Dataset excerpts
• • • • • • •

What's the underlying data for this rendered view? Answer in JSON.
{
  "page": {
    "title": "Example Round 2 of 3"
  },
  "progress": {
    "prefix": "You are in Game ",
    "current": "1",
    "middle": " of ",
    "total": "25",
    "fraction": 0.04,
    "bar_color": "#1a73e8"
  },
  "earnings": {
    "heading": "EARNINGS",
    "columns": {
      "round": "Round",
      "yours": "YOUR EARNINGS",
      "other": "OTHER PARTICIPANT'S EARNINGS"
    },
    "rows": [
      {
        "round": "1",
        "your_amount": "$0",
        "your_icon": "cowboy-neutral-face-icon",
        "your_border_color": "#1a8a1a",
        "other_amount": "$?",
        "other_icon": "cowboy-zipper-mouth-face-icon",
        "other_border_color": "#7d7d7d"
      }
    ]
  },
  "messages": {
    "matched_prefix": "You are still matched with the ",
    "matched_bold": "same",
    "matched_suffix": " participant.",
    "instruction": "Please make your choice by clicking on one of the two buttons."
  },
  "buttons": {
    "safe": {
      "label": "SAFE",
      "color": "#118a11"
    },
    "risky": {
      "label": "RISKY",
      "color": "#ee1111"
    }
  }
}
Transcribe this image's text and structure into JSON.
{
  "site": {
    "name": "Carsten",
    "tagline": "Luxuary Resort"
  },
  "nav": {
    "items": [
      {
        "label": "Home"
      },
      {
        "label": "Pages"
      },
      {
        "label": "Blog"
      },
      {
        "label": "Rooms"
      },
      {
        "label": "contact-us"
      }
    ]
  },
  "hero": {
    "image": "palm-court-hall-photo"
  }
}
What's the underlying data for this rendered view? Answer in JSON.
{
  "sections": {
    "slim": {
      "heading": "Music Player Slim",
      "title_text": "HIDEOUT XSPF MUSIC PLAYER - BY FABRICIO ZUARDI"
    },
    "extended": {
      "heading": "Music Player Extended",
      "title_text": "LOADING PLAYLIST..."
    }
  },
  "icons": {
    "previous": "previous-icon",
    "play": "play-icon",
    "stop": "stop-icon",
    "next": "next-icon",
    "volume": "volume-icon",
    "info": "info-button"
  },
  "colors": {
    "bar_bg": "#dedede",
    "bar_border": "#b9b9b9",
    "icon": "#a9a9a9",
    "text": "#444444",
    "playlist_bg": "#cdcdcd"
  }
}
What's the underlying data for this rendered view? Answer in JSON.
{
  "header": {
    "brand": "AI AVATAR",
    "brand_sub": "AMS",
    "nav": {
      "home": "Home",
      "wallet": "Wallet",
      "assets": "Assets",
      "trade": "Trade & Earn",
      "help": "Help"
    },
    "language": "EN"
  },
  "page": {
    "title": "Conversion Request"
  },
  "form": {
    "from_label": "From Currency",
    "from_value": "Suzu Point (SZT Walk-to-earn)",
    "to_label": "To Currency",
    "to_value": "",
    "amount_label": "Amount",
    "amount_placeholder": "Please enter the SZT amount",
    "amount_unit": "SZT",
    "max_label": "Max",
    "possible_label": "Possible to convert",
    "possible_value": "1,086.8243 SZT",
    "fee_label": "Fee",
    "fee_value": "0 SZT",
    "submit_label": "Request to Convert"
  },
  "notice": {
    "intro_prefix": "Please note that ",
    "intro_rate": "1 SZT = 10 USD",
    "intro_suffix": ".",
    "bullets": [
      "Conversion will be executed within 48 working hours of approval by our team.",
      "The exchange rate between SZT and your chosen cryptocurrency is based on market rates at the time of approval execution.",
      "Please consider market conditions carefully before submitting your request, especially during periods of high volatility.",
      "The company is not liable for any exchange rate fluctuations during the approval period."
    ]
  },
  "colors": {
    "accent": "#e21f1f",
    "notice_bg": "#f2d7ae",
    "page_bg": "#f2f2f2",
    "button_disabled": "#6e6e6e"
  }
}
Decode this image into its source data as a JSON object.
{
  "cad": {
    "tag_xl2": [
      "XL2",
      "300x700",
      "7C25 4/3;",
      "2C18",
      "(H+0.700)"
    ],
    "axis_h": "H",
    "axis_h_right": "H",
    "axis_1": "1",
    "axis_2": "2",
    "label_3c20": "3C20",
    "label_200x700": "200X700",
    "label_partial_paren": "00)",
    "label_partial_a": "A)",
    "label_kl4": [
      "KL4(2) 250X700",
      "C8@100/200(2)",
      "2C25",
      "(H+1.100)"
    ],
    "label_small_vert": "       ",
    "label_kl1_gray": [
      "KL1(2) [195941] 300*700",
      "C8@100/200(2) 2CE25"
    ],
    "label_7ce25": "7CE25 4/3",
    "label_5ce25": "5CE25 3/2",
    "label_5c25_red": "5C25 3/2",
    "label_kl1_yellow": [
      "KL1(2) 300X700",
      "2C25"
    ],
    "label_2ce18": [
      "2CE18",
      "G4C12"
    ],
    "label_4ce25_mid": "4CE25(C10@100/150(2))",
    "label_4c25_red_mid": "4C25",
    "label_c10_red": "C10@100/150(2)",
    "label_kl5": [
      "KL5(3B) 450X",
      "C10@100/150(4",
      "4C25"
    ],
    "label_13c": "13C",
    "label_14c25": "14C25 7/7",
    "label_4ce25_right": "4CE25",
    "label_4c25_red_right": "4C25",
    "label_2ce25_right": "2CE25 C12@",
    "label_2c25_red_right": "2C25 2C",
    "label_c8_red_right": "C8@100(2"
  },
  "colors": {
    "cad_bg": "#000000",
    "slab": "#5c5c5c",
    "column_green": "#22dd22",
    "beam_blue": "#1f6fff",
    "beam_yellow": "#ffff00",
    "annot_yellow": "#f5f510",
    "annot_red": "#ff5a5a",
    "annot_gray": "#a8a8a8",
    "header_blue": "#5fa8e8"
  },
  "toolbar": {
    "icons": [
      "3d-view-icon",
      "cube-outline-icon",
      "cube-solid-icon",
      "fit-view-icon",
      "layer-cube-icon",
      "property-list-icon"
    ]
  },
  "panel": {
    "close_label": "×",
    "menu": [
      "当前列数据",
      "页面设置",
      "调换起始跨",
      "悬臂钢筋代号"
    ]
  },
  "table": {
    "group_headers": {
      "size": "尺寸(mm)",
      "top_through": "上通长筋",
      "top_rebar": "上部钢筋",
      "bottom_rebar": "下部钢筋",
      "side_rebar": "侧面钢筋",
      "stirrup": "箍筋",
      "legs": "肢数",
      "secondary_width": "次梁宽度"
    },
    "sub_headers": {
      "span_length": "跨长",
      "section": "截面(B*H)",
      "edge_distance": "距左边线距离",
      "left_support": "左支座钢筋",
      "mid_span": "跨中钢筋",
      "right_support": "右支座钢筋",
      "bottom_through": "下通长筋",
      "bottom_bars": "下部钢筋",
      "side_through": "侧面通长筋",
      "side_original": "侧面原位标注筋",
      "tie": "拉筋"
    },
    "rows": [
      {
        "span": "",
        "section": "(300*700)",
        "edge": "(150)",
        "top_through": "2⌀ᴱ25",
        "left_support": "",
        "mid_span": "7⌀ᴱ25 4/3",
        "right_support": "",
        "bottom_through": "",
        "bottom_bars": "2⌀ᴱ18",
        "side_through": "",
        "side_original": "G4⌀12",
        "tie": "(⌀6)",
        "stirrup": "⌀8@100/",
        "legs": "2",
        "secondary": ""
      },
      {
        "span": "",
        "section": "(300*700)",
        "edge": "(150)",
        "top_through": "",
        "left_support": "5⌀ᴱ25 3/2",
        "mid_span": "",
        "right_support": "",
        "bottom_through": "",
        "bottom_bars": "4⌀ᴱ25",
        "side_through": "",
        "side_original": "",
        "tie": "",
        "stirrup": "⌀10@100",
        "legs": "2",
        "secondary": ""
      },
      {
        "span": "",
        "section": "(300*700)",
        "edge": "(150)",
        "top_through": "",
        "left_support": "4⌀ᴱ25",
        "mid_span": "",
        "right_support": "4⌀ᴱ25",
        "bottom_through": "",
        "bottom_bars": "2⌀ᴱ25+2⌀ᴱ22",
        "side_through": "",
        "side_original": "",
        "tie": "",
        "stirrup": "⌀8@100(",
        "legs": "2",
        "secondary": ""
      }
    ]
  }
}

• • • • • • •

● TASK STATEMENT
Copy out the lines that hold "stirrup".

● RESULT OF THE EXERCISE
      "stirrup": "箍筋",
        "stirrup": "⌀8@100/",
        "stirrup": "⌀10@100",
        "stirrup": "⌀8@100(",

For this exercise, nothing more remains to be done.